**What you are asked to do**
Write out all the entries word for word and omit any pictures.

**Supplied records**
==================================================

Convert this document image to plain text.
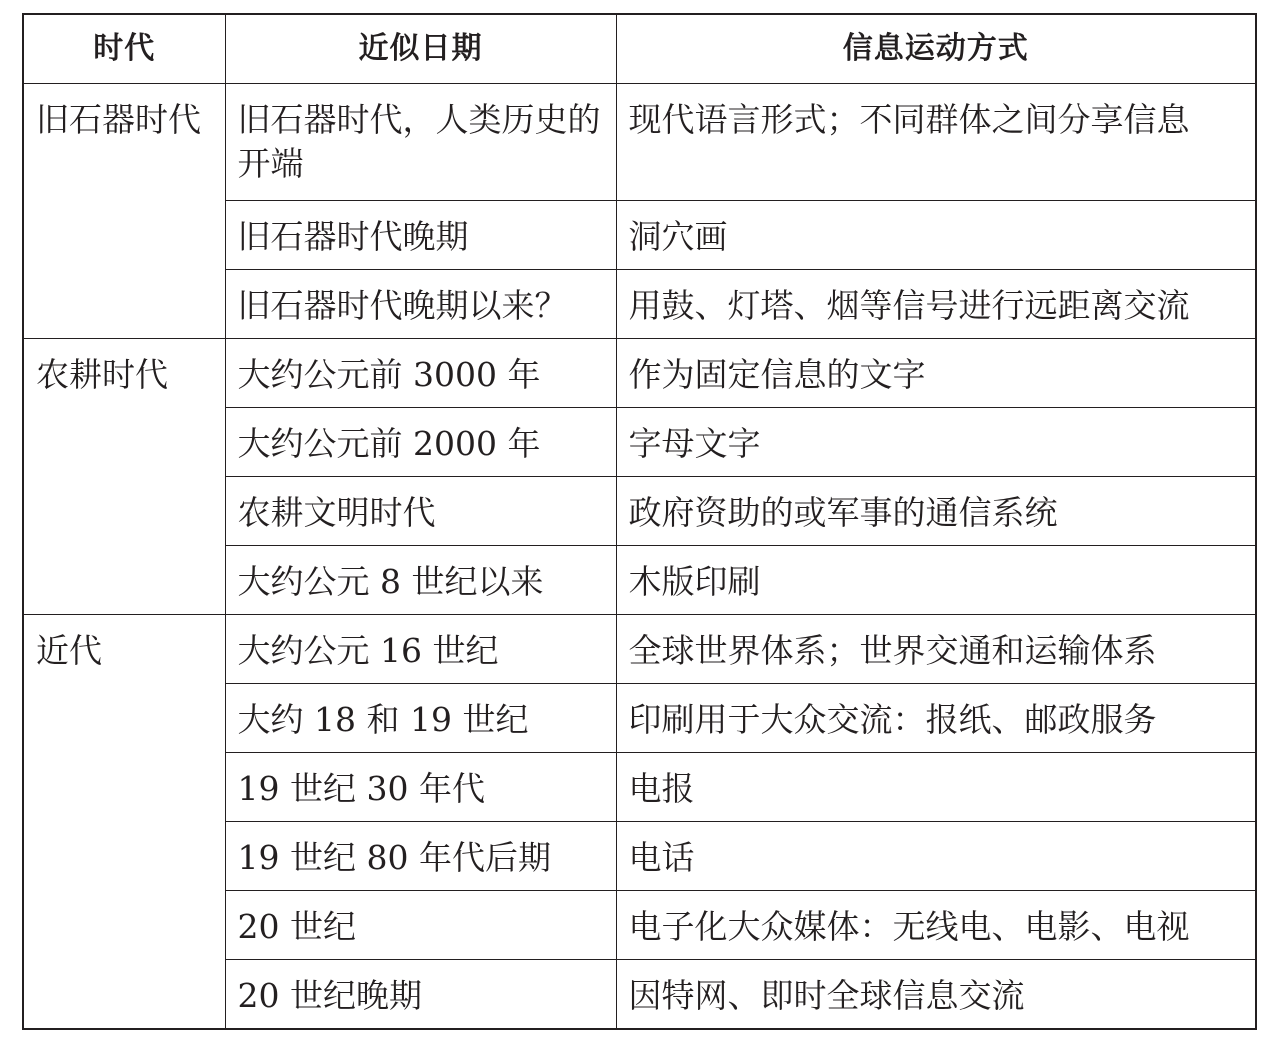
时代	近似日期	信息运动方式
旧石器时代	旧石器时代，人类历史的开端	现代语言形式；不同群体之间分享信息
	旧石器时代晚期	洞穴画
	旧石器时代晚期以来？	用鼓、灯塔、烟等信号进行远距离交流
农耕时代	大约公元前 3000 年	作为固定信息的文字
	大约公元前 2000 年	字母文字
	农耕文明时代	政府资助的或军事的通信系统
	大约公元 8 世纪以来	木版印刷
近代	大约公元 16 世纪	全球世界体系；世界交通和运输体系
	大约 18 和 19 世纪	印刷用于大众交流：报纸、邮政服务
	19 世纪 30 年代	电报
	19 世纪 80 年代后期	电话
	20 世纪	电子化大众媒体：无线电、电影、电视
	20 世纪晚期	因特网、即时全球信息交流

==================================================

**Solution to this exercise**
Convert this document image to plain text.
时代	近似日期	信息运动方式
旧石器时代	旧石器时代，人类历史的开端	现代语言形式；不同群体之间分享信息
	旧石器时代晚期	洞穴画
	旧石器时代晚期以来？	用鼓、灯塔、烟等信号进行远距离交流
农耕时代	大约公元前 3000 年	作为固定信息的文字
	大约公元前 2000 年	字母文字
	农耕文明时代	政府资助的或军事的通信系统
	大约公元 8 世纪以来	木版印刷
近代	大约公元 16 世纪	全球世界体系；世界交通和运输体系
	大约 18 和 19 世纪	印刷用于大众交流：报纸、邮政服务
	19 世纪 30 年代	电报
	19 世纪 80 年代后期	电话
	20 世纪	电子化大众媒体：无线电、电影、电视
	20 世纪晚期	因特网、即时全球信息交流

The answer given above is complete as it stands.